# SHORT TASK:
Repeat each record exactly. Any picture gets left out.

# AVAILABLE DATA:
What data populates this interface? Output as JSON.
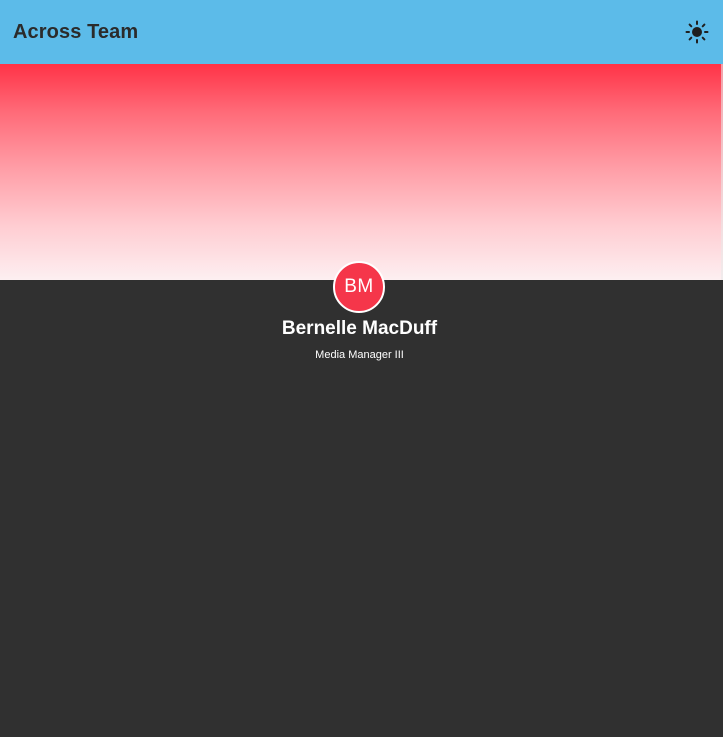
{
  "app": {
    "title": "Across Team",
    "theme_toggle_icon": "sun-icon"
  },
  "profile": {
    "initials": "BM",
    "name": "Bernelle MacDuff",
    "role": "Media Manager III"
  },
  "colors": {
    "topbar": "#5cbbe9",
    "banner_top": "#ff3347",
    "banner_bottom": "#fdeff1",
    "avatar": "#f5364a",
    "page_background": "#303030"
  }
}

# TASK RESULT:
What data populates this interface? Output as JSON.
{
  "app": {
    "title": "Across Team",
    "theme_toggle_icon": "sun-icon"
  },
  "profile": {
    "initials": "BM",
    "name": "Bernelle MacDuff",
    "role": "Media Manager III"
  },
  "colors": {
    "topbar": "#5cbbe9",
    "banner_top": "#ff3347",
    "banner_bottom": "#fdeff1",
    "avatar": "#f5364a",
    "page_background": "#303030"
  }
}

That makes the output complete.